§ **Input records**
○ ○ ○
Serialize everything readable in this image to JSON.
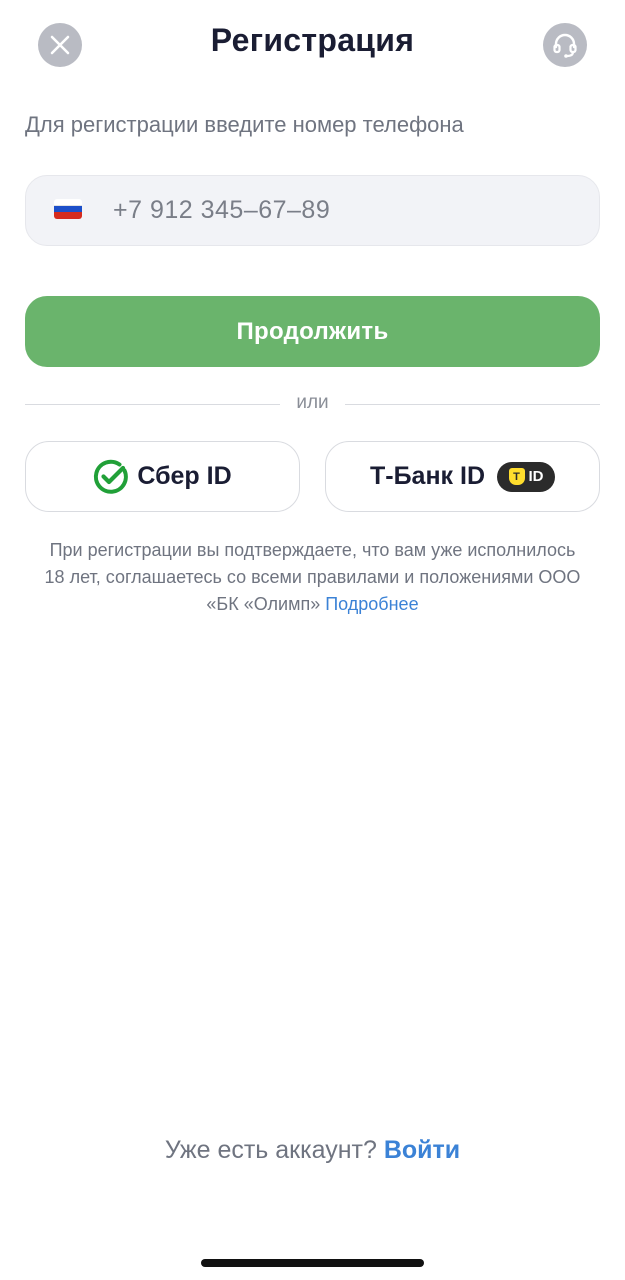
{
  "header": {
    "title": "Регистрация",
    "close_icon": "close-icon",
    "support_icon": "headset-icon"
  },
  "form": {
    "subtitle": "Для регистрации введите номер телефона",
    "country_flag": "russia-flag-icon",
    "phone_placeholder": "+7 912 345–67–89",
    "continue_label": "Продолжить"
  },
  "divider": {
    "text": "или"
  },
  "providers": {
    "sber_label": "Сбер ID",
    "tbank_label": "Т-Банк ID",
    "tbank_badge_text": "ID",
    "tbank_shield_letter": "T"
  },
  "legal": {
    "text": "При регистрации вы подтверждаете, что вам уже исполнилось 18 лет, соглашаетесь со всеми правилами и положениями ООО «БК «Олимп»",
    "more_link": "Подробнее"
  },
  "footer": {
    "question": "Уже есть аккаунт?",
    "login_link": "Войти"
  },
  "colors": {
    "primary_button": "#6ab46c",
    "link": "#3b82d6",
    "sber_green": "#21a038",
    "tbank_yellow": "#ffdd2d"
  }
}
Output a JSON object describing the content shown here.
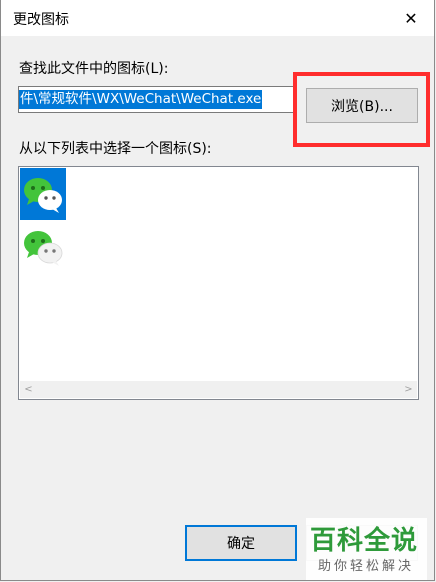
{
  "dialog": {
    "title": "更改图标",
    "close_glyph": "✕"
  },
  "file_section": {
    "label": "查找此文件中的图标(L):",
    "path_value": "件\\常规软件\\WX\\WeChat\\WeChat.exe",
    "browse_label": "浏览(B)..."
  },
  "icons_section": {
    "label": "从以下列表中选择一个图标(S):",
    "items": [
      {
        "icon": "wechat-icon",
        "selected": true
      },
      {
        "icon": "wechat-icon",
        "selected": false
      }
    ],
    "scroll_left": "<",
    "scroll_right": ">"
  },
  "footer": {
    "ok_label": "确定"
  },
  "watermark": {
    "line1": "百科全说",
    "line2": "助你轻松解决"
  },
  "colors": {
    "selection": "#0078d7",
    "highlight_box": "#ff2d2d",
    "wechat_green": "#43c43b",
    "watermark_green": "#2e9a3a"
  }
}
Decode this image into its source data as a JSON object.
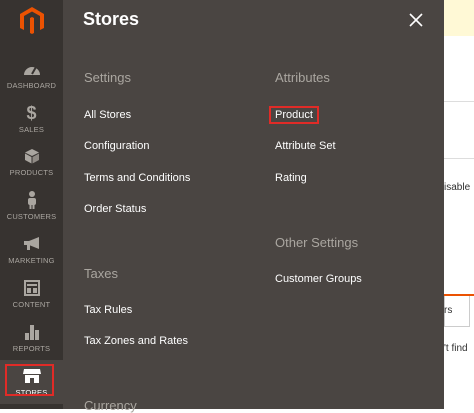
{
  "colors": {
    "sidebar_bg": "#373330",
    "panel_bg": "#4a4542",
    "accent_orange": "#eb5202",
    "highlight_red": "#e02b27",
    "muted_text": "#aaa6a0"
  },
  "sidebar": {
    "logo_icon": "magento-logo-icon",
    "items": [
      {
        "label": "DASHBOARD",
        "icon": "speedometer-icon",
        "active": false
      },
      {
        "label": "SALES",
        "icon": "dollar-icon",
        "active": false
      },
      {
        "label": "PRODUCTS",
        "icon": "cube-icon",
        "active": false
      },
      {
        "label": "CUSTOMERS",
        "icon": "person-icon",
        "active": false
      },
      {
        "label": "MARKETING",
        "icon": "megaphone-icon",
        "active": false
      },
      {
        "label": "CONTENT",
        "icon": "layout-icon",
        "active": false
      },
      {
        "label": "REPORTS",
        "icon": "bar-chart-icon",
        "active": false
      },
      {
        "label": "STORES",
        "icon": "storefront-icon",
        "active": true
      }
    ]
  },
  "panel": {
    "title": "Stores",
    "close_icon": "close-icon",
    "groups": {
      "settings": {
        "title": "Settings",
        "items": [
          "All Stores",
          "Configuration",
          "Terms and Conditions",
          "Order Status"
        ]
      },
      "taxes": {
        "title": "Taxes",
        "items": [
          "Tax Rules",
          "Tax Zones and Rates"
        ]
      },
      "currency": {
        "title": "Currency"
      },
      "attributes": {
        "title": "Attributes",
        "items": [
          "Product",
          "Attribute Set",
          "Rating"
        ],
        "highlighted": "Product"
      },
      "other_settings": {
        "title": "Other Settings",
        "items": [
          "Customer Groups"
        ]
      }
    }
  },
  "background_page": {
    "fragment_1": "isable",
    "fragment_2": "rs",
    "fragment_3": "'t find"
  }
}
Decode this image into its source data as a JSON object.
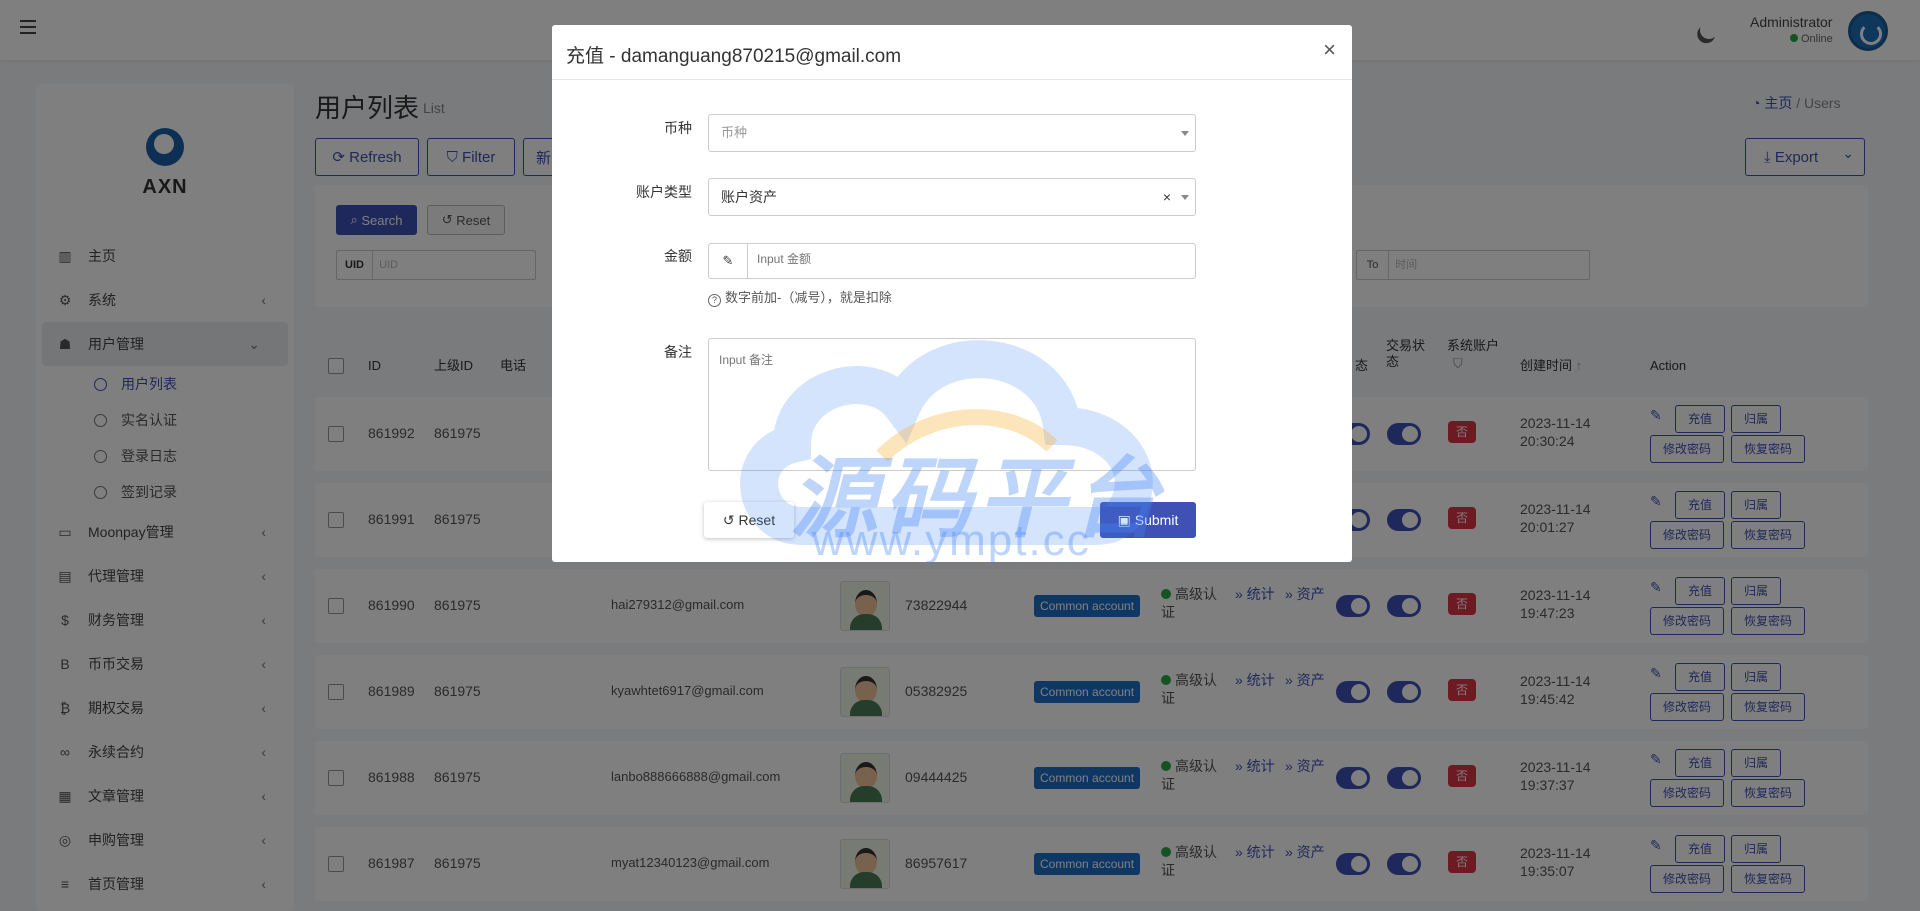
{
  "app": {
    "brand": "AXN",
    "user_name": "Administrator",
    "user_status": "Online"
  },
  "sidebar": {
    "items": [
      {
        "label": "主页",
        "icon": "bar-chart-icon"
      },
      {
        "label": "系统",
        "icon": "gear-icon"
      },
      {
        "label": "用户管理",
        "icon": "users-icon"
      },
      {
        "label": "Moonpay管理",
        "icon": "credit-card-icon"
      },
      {
        "label": "代理管理",
        "icon": "id-card-icon"
      },
      {
        "label": "财务管理",
        "icon": "dollar-icon"
      },
      {
        "label": "币币交易",
        "icon": "bitcoin-b-icon"
      },
      {
        "label": "期权交易",
        "icon": "bitcoin-icon"
      },
      {
        "label": "永续合约",
        "icon": "link-icon"
      },
      {
        "label": "文章管理",
        "icon": "newspaper-icon"
      },
      {
        "label": "申购管理",
        "icon": "life-ring-icon"
      },
      {
        "label": "首页管理",
        "icon": "list-icon"
      }
    ],
    "sub_items": [
      "用户列表",
      "实名认证",
      "登录日志",
      "签到记录"
    ]
  },
  "page": {
    "title": "用户列表",
    "subtitle": "List",
    "breadcrumb_home": "主页",
    "breadcrumb_sep": "/",
    "breadcrumb_current": "Users"
  },
  "toolbar": {
    "refresh": "Refresh",
    "filter": "Filter",
    "new": "新",
    "export": "Export",
    "search": "Search",
    "reset": "Reset"
  },
  "filters": {
    "uid_label": "UID",
    "uid_placeholder": "UID",
    "to_label": "To",
    "to_placeholder": "时间"
  },
  "table": {
    "headers": {
      "id": "ID",
      "parent_id": "上级ID",
      "phone": "电话",
      "status_tail": "态",
      "trade_status": "交易状态",
      "system_account": "系统账户",
      "created": "创建时间",
      "action": "Action"
    },
    "rows": [
      {
        "id": "861992",
        "parent": "861975",
        "email": "",
        "phone": "",
        "created_date": "2023-11-14",
        "created_time": "20:30:24",
        "sys": "否"
      },
      {
        "id": "861991",
        "parent": "861975",
        "email": "",
        "phone": "",
        "created_date": "2023-11-14",
        "created_time": "20:01:27",
        "sys": "否"
      },
      {
        "id": "861990",
        "parent": "861975",
        "email": "hai279312@gmail.com",
        "phone": "73822944",
        "account": "Common account",
        "auth": "高级认证",
        "stats": "» 统计",
        "assets": "» 资产",
        "created_date": "2023-11-14",
        "created_time": "19:47:23",
        "sys": "否"
      },
      {
        "id": "861989",
        "parent": "861975",
        "email": "kyawhtet6917@gmail.com",
        "phone": "05382925",
        "account": "Common account",
        "auth": "高级认证",
        "stats": "» 统计",
        "assets": "» 资产",
        "created_date": "2023-11-14",
        "created_time": "19:45:42",
        "sys": "否"
      },
      {
        "id": "861988",
        "parent": "861975",
        "email": "lanbo888666888@gmail.com",
        "phone": "09444425",
        "account": "Common account",
        "auth": "高级认证",
        "stats": "» 统计",
        "assets": "» 资产",
        "created_date": "2023-11-14",
        "created_time": "19:37:37",
        "sys": "否"
      },
      {
        "id": "861987",
        "parent": "861975",
        "email": "myat12340123@gmail.com",
        "phone": "86957617",
        "account": "Common account",
        "auth": "高级认证",
        "stats": "» 统计",
        "assets": "» 资产",
        "created_date": "2023-11-14",
        "created_time": "19:35:07",
        "sys": "否"
      }
    ],
    "actions": {
      "recharge": "充值",
      "belong": "归属",
      "edit_pwd": "修改密码",
      "restore_pwd": "恢复密码"
    }
  },
  "modal": {
    "title": "充值 - damanguang870215@gmail.com",
    "close": "×",
    "currency_label": "币种",
    "currency_placeholder": "币种",
    "account_type_label": "账户类型",
    "account_type_value": "账户资产",
    "account_type_clear": "×",
    "amount_label": "金额",
    "amount_placeholder": "Input 金额",
    "amount_help": "数字前加-（减号），就是扣除",
    "remark_label": "备注",
    "remark_placeholder": "Input 备注",
    "reset": "Reset",
    "submit": "Submit"
  },
  "watermark": {
    "text": "源码平台",
    "url": "www.ympt.cc"
  },
  "colors": {
    "primary": "#3f51b5",
    "danger": "#dc3545",
    "success": "#28a745",
    "account_badge": "#1e6fc9"
  }
}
○ ○ ○
§ **Exercise brief**
Search the data for "card". Copy every line that has it.

§ **Solution for this problem**
        "icon": "credit-card-icon"
        "icon": "id-card-icon"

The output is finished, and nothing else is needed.